WORK REQUIRED.
The exercise asks you to copy every line below in which "JSON" appears.

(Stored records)
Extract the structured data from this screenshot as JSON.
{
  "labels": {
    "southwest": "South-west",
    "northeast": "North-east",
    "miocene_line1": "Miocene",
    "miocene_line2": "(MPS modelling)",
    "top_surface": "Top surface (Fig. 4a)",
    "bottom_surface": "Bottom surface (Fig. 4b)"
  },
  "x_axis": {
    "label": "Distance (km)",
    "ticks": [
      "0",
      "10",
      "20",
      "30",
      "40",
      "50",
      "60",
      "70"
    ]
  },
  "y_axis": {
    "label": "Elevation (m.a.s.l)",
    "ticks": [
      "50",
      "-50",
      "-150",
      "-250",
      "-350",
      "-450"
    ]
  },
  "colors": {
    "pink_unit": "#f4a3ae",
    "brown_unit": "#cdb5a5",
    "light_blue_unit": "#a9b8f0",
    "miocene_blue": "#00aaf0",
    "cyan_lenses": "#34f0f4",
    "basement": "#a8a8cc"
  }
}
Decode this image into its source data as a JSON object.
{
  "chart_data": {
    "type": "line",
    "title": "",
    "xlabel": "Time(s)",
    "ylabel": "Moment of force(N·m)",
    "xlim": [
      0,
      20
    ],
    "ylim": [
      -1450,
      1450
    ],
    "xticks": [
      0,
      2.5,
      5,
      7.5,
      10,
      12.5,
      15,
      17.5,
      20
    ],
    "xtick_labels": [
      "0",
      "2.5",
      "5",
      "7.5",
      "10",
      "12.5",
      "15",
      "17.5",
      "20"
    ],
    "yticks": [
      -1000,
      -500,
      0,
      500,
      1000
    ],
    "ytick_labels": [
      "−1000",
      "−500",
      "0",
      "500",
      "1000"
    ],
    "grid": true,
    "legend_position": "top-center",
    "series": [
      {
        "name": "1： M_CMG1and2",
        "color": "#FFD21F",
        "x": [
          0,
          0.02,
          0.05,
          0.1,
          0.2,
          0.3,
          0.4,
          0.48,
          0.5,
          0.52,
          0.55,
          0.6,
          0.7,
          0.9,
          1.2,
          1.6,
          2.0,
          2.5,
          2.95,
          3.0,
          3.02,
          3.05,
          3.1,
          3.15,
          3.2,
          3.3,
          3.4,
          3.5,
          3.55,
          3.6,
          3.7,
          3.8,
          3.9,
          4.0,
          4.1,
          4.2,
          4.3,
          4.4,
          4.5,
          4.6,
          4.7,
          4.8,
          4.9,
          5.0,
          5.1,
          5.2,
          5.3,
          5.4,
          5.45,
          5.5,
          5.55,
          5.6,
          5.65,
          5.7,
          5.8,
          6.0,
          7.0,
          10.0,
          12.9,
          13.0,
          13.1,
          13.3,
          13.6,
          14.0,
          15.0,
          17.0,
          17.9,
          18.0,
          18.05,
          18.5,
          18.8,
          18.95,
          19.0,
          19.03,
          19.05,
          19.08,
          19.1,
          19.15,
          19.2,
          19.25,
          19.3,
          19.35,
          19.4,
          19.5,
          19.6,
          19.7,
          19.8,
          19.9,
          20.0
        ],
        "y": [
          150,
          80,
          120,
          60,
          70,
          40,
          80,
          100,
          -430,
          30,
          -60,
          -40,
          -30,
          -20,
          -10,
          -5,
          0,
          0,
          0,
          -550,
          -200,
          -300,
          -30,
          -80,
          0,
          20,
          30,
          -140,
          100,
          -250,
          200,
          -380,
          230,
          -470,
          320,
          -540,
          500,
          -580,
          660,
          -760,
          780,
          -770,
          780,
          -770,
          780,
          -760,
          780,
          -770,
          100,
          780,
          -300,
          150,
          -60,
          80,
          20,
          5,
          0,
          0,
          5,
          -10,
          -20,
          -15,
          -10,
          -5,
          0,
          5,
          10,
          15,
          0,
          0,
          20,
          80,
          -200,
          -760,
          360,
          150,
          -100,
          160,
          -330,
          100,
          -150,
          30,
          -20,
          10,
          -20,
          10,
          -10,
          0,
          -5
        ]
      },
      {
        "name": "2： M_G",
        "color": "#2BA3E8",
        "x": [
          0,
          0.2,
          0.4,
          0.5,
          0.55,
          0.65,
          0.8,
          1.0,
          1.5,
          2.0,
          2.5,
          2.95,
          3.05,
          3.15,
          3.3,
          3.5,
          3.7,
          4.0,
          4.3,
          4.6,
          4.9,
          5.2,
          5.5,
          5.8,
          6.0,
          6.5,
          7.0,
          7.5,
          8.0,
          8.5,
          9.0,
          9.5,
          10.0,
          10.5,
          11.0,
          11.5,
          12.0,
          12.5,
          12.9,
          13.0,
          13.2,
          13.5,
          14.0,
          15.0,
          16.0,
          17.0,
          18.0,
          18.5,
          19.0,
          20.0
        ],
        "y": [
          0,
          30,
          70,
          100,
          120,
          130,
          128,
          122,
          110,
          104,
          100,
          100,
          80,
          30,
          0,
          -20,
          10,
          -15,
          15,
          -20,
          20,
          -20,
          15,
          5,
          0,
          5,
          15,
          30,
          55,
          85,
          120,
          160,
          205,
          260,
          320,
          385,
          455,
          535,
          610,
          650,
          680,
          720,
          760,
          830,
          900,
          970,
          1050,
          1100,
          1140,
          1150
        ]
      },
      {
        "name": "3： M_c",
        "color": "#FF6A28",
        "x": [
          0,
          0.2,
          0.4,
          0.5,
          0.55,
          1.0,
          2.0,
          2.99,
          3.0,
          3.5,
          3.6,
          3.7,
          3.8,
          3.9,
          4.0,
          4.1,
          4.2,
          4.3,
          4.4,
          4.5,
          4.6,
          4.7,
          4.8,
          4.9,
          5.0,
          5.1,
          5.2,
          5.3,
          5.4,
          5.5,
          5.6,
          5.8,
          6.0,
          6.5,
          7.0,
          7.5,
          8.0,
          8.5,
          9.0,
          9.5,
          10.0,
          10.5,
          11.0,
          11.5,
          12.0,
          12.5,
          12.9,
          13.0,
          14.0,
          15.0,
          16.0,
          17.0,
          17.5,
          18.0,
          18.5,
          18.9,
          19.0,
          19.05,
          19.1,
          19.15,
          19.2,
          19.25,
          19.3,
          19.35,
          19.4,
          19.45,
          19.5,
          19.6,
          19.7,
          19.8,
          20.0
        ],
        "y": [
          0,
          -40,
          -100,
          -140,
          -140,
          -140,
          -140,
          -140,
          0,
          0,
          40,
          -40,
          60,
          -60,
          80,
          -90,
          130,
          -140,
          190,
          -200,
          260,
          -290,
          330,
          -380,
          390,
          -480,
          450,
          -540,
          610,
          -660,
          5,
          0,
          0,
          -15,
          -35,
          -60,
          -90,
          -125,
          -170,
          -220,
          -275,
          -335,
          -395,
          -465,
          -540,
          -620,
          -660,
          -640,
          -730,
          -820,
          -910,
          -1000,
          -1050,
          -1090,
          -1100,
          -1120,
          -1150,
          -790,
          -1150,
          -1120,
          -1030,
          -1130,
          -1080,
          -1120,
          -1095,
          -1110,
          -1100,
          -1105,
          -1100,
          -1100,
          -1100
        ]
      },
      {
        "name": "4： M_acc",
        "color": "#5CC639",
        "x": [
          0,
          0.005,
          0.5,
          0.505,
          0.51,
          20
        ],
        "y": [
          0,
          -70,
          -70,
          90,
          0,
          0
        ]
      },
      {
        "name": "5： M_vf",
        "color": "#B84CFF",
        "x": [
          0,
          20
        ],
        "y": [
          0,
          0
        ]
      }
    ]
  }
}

OUTPUT BELOW.
Extract the structured data from this screenshot as JSON.
Decode this image into its source data as a JSON object.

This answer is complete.